● **Records supplied**
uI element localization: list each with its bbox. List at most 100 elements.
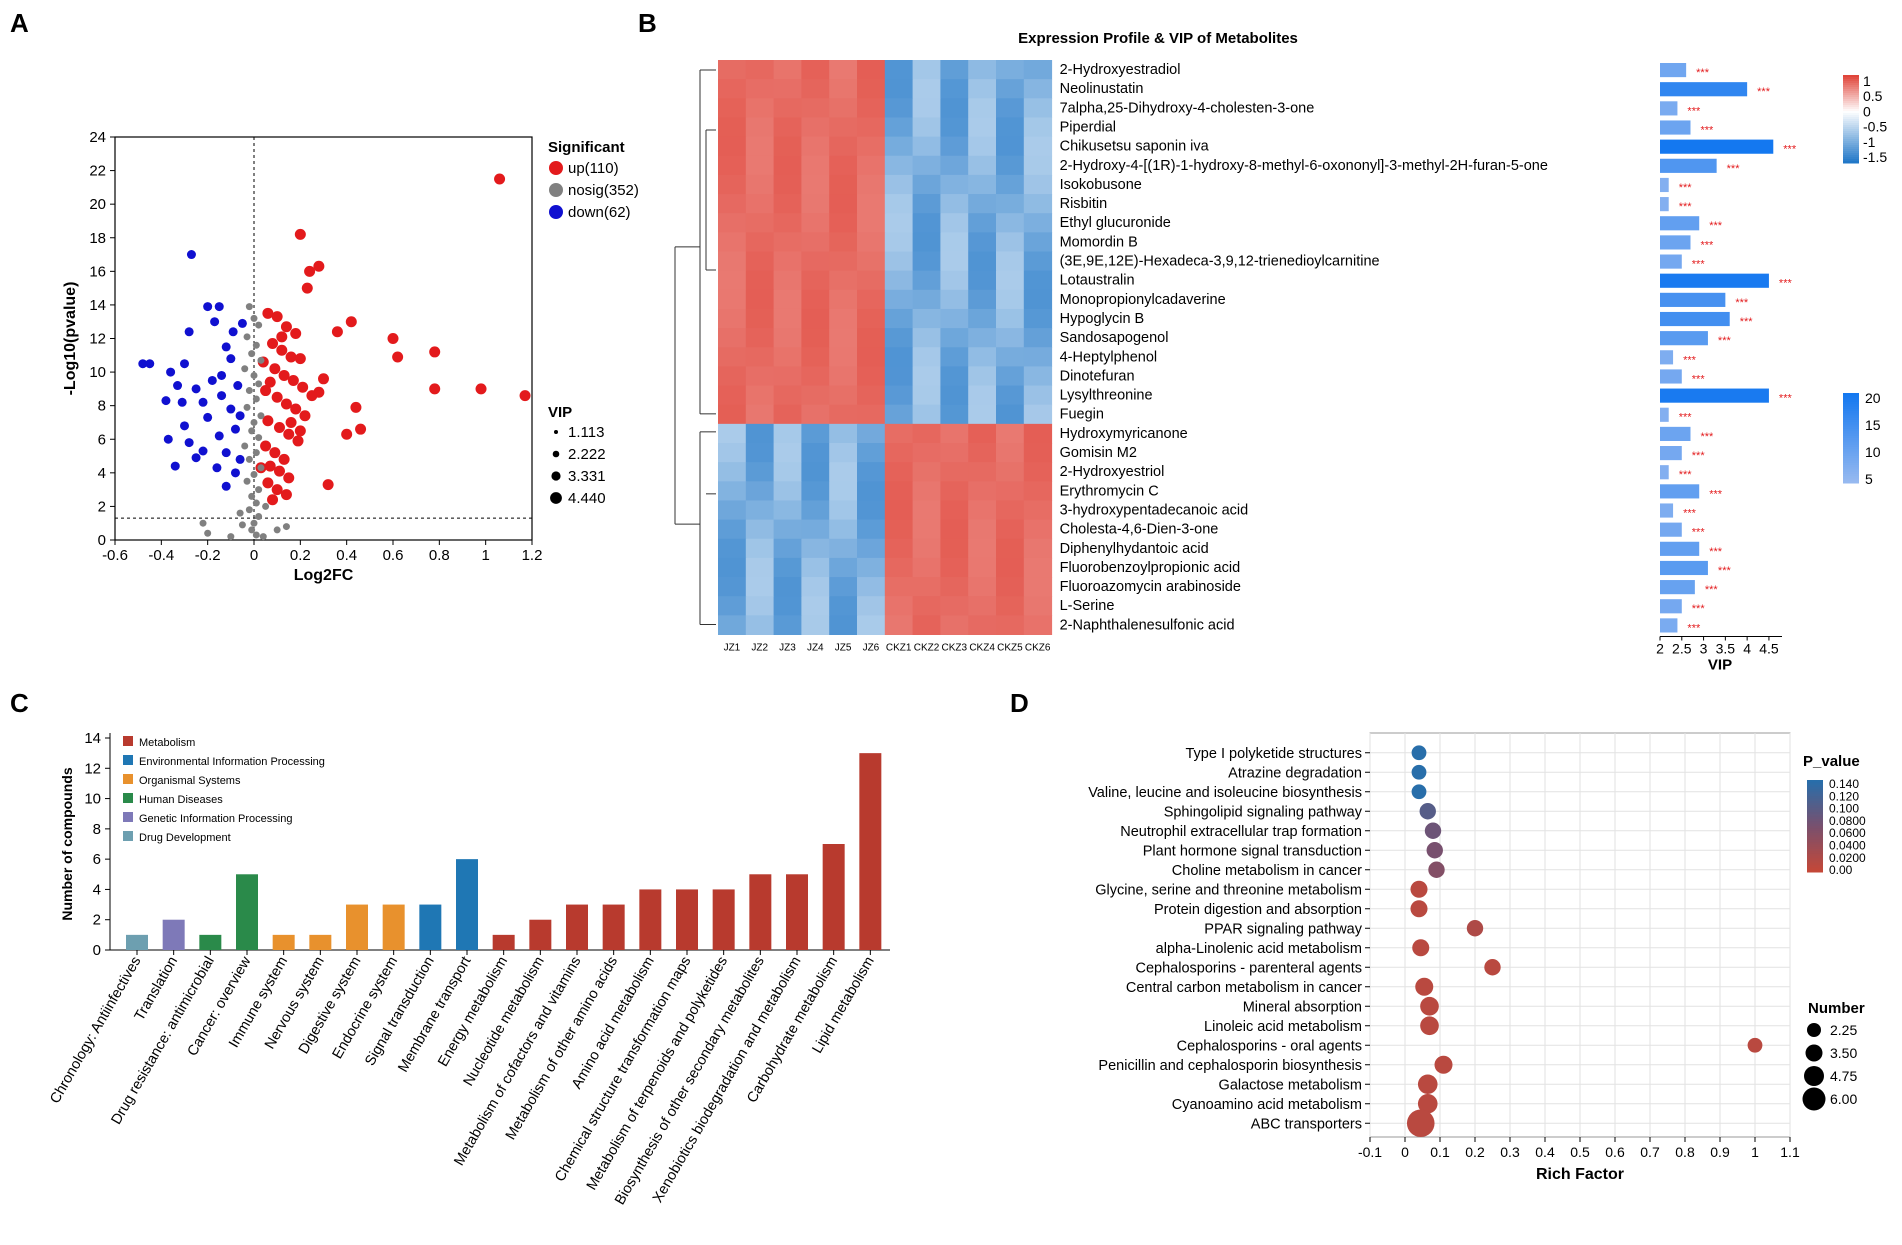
heatmap-cell — [829, 577, 858, 597]
vip-scale-step — [1843, 424, 1859, 428]
metabolite-label: (3E,9E,12E)-Hexadeca-3,9,12-trienedioylc… — [1060, 254, 1380, 270]
pathway-bubble — [1428, 861, 1445, 878]
pvalue-scale-step — [1807, 865, 1823, 868]
heatmap-cell — [940, 117, 969, 138]
vip-scale-step — [1843, 456, 1859, 459]
heatmap-cell — [912, 308, 941, 329]
heatmap-cell — [912, 117, 941, 138]
heatmap-cell — [718, 328, 747, 348]
up-point — [267, 338, 279, 350]
heatmap-cell — [968, 174, 997, 195]
up-point — [318, 373, 329, 385]
up-point — [392, 351, 404, 363]
heatmap-cell — [940, 462, 969, 482]
heatmap-cell — [1023, 289, 1053, 310]
heat-scale-step — [1843, 97, 1859, 100]
down-point — [138, 359, 148, 369]
heatmap-cell — [829, 538, 858, 559]
vip-scale-step — [1843, 420, 1859, 423]
vip-scale-step — [1843, 408, 1859, 412]
legend-swatch — [123, 755, 133, 765]
heatmap-cell — [801, 423, 830, 444]
heat-scale-step — [1843, 121, 1859, 124]
heatmap-cell — [968, 155, 997, 176]
heat-scale-step — [1843, 161, 1859, 164]
nosig-point — [252, 449, 260, 457]
vip-significance-stars: *** — [1701, 239, 1715, 251]
heatmap-cell — [829, 194, 858, 214]
pvalue-scale-step — [1807, 789, 1823, 792]
heatmap-cell — [745, 79, 775, 99]
vip-legend-label: 2.222 — [568, 446, 606, 463]
number-legend-label: 2.25 — [1830, 1022, 1857, 1038]
heatmap-cell — [968, 615, 997, 635]
vip-significance-stars: *** — [1727, 163, 1741, 175]
nosig-point — [255, 321, 263, 329]
down-point — [145, 359, 155, 369]
heatmap-cell — [829, 213, 858, 233]
pvalue-scale-label: 0.00 — [1829, 863, 1853, 877]
heatmap-cell — [996, 557, 1025, 578]
heatmap-cell — [884, 404, 914, 425]
heatmap-cell — [1023, 194, 1053, 214]
pathway-bubble — [1412, 939, 1430, 957]
pathway-label: Galactose metabolism — [1219, 1077, 1362, 1093]
category-bar — [419, 904, 442, 950]
heatmap-cell — [912, 481, 941, 501]
heatmap-cell — [996, 60, 1025, 80]
y-tick-label: 14 — [89, 297, 106, 314]
down-point — [186, 250, 196, 260]
heatmap-cell — [745, 500, 775, 521]
heatmap-cell — [996, 117, 1025, 138]
heatmap-cell — [829, 462, 858, 482]
heatmap-cell — [745, 423, 775, 444]
heatmap-cell — [1023, 328, 1053, 348]
x-tick-label: 0 — [250, 547, 258, 564]
vip-significance-stars: *** — [1718, 335, 1732, 347]
up-point — [429, 383, 441, 395]
vip-scale-step — [1843, 399, 1859, 403]
heatmap-cell — [940, 615, 969, 635]
heatmap-cell — [940, 308, 969, 329]
nosig-point — [252, 499, 260, 507]
heatmap-cell — [718, 519, 747, 540]
heatmap-cell — [745, 251, 775, 272]
heatmap-cell — [773, 404, 802, 425]
heatmap-cell — [1023, 557, 1053, 578]
vip-scale-step — [1843, 442, 1859, 446]
heatmap-cell — [745, 60, 775, 80]
down-point — [226, 354, 236, 364]
heatmap-cell — [857, 79, 886, 99]
heatmap-cell — [745, 519, 775, 540]
heatmap-cell — [857, 155, 886, 176]
heat-scale-step — [1843, 159, 1859, 162]
vip-bar — [1660, 369, 1682, 384]
vip-bar — [1660, 63, 1687, 78]
up-point — [345, 316, 357, 328]
heatmap-cell — [801, 596, 830, 616]
y-tick-label: 2 — [98, 498, 106, 515]
heatmap-cell — [718, 194, 747, 214]
vip-scale-step — [1843, 478, 1859, 482]
heat-scale-step — [1843, 149, 1859, 152]
pathway-label: Protein digestion and absorption — [1154, 902, 1362, 918]
heatmap-cell — [1023, 232, 1053, 252]
y-tick-label: 10 — [84, 791, 101, 808]
heatmap-cell — [1023, 423, 1053, 444]
y-tick-label: 0 — [98, 532, 106, 549]
pathway-bubble — [1419, 803, 1436, 820]
heat-scale-step — [1843, 157, 1859, 160]
pvalue-scale-step — [1807, 844, 1823, 848]
heatmap-cell — [801, 136, 830, 157]
metabolite-label: Dinotefuran — [1060, 368, 1135, 384]
nosig-point — [252, 531, 260, 539]
heatmap-cell — [940, 174, 969, 195]
y-tick-label: 6 — [98, 431, 106, 448]
vip-scale-step — [1843, 417, 1859, 421]
down-point — [203, 412, 213, 422]
heatmap-cell — [968, 481, 997, 501]
up-point — [294, 228, 306, 240]
x-tick-label: 0.4 — [1535, 1144, 1555, 1160]
category-bar — [492, 934, 515, 950]
heatmap-cell — [912, 174, 941, 195]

● **Activity**
Every line of the records must come back unchanged, except that pictures are dropped.

● **Reply to the task**
uI element localization: list each with its bbox. List at most 100 elements.
heatmap-cell — [829, 577, 858, 597]
vip-scale-step — [1843, 424, 1859, 428]
metabolite-label: (3E,9E,12E)-Hexadeca-3,9,12-trienedioylc… — [1060, 254, 1380, 270]
pathway-bubble — [1428, 861, 1445, 878]
pvalue-scale-step — [1807, 865, 1823, 868]
heatmap-cell — [940, 117, 969, 138]
vip-scale-step — [1843, 456, 1859, 459]
heatmap-cell — [912, 308, 941, 329]
heatmap-cell — [912, 117, 941, 138]
heatmap-cell — [718, 328, 747, 348]
up-point — [267, 338, 279, 350]
heatmap-cell — [968, 174, 997, 195]
up-point — [318, 373, 329, 385]
up-point — [392, 351, 404, 363]
heatmap-cell — [940, 462, 969, 482]
heatmap-cell — [1023, 289, 1053, 310]
heat-scale-step — [1843, 97, 1859, 100]
down-point — [138, 359, 148, 369]
heatmap-cell — [829, 538, 858, 559]
vip-scale-step — [1843, 420, 1859, 423]
vip-scale-step — [1843, 408, 1859, 412]
legend-swatch — [123, 755, 133, 765]
heatmap-cell — [801, 423, 830, 444]
heat-scale-step — [1843, 121, 1859, 124]
heatmap-cell — [968, 155, 997, 176]
heat-scale-step — [1843, 161, 1859, 164]
nosig-point — [252, 449, 260, 457]
vip-significance-stars: *** — [1701, 239, 1715, 251]
heatmap-cell — [829, 194, 858, 214]
pvalue-scale-step — [1807, 789, 1823, 792]
heatmap-cell — [745, 79, 775, 99]
vip-legend-label: 2.222 — [568, 446, 606, 463]
number-legend-label: 2.25 — [1830, 1022, 1857, 1038]
heatmap-cell — [968, 615, 997, 635]
vip-significance-stars: *** — [1727, 163, 1741, 175]
nosig-point — [255, 321, 263, 329]
down-point — [145, 359, 155, 369]
heatmap-cell — [829, 213, 858, 233]
pvalue-scale-label: 0.00 — [1829, 863, 1853, 877]
heatmap-cell — [996, 557, 1025, 578]
heatmap-cell — [884, 404, 914, 425]
heatmap-cell — [1023, 194, 1053, 214]
pathway-bubble — [1412, 939, 1430, 957]
pathway-label: Galactose metabolism — [1219, 1077, 1362, 1093]
category-bar — [419, 904, 442, 950]
heatmap-cell — [912, 481, 941, 501]
heatmap-cell — [996, 60, 1025, 80]
y-tick-label: 14 — [89, 297, 106, 314]
down-point — [186, 250, 196, 260]
heatmap-cell — [745, 500, 775, 521]
heatmap-cell — [996, 117, 1025, 138]
heatmap-cell — [829, 462, 858, 482]
heatmap-cell — [745, 423, 775, 444]
heatmap-cell — [1023, 328, 1053, 348]
x-tick-label: 0 — [250, 547, 258, 564]
vip-significance-stars: *** — [1718, 335, 1732, 347]
up-point — [429, 383, 441, 395]
vip-scale-step — [1843, 399, 1859, 403]
heatmap-cell — [940, 615, 969, 635]
heatmap-cell — [940, 308, 969, 329]
nosig-point — [252, 499, 260, 507]
heatmap-cell — [718, 519, 747, 540]
heatmap-cell — [745, 251, 775, 272]
heatmap-cell — [773, 404, 802, 425]
heatmap-cell — [1023, 557, 1053, 578]
vip-scale-step — [1843, 442, 1859, 446]
heatmap-cell — [745, 60, 775, 80]
down-point — [226, 354, 236, 364]
heatmap-cell — [857, 79, 886, 99]
heatmap-cell — [745, 519, 775, 540]
heatmap-cell — [857, 155, 886, 176]
heat-scale-step — [1843, 159, 1859, 162]
vip-bar — [1660, 369, 1682, 384]
vip-bar — [1660, 63, 1687, 78]
up-point — [345, 316, 357, 328]
heatmap-cell — [801, 596, 830, 616]
y-tick-label: 2 — [98, 498, 106, 515]
heatmap-cell — [718, 194, 747, 214]
vip-scale-step — [1843, 478, 1859, 482]
heat-scale-step — [1843, 149, 1859, 152]
pathway-label: Protein digestion and absorption — [1154, 902, 1362, 918]
heatmap-cell — [1023, 232, 1053, 252]
y-tick-label: 10 — [84, 791, 101, 808]
heatmap-cell — [1023, 423, 1053, 444]
y-tick-label: 0 — [98, 532, 106, 549]
pathway-bubble — [1419, 803, 1436, 820]
heat-scale-step — [1843, 157, 1859, 160]
pvalue-scale-step — [1807, 844, 1823, 848]
heatmap-cell — [801, 136, 830, 157]
metabolite-label: Dinotefuran — [1060, 368, 1135, 384]
nosig-point — [252, 531, 260, 539]
heatmap-cell — [940, 174, 969, 195]
y-tick-label: 6 — [98, 431, 106, 448]
vip-scale-step — [1843, 417, 1859, 421]
down-point — [203, 412, 213, 422]
heatmap-cell — [968, 481, 997, 501]
up-point — [294, 228, 306, 240]
x-tick-label: 0.4 — [1535, 1144, 1555, 1160]
category-bar — [492, 934, 515, 950]
heatmap-cell — [912, 174, 941, 195]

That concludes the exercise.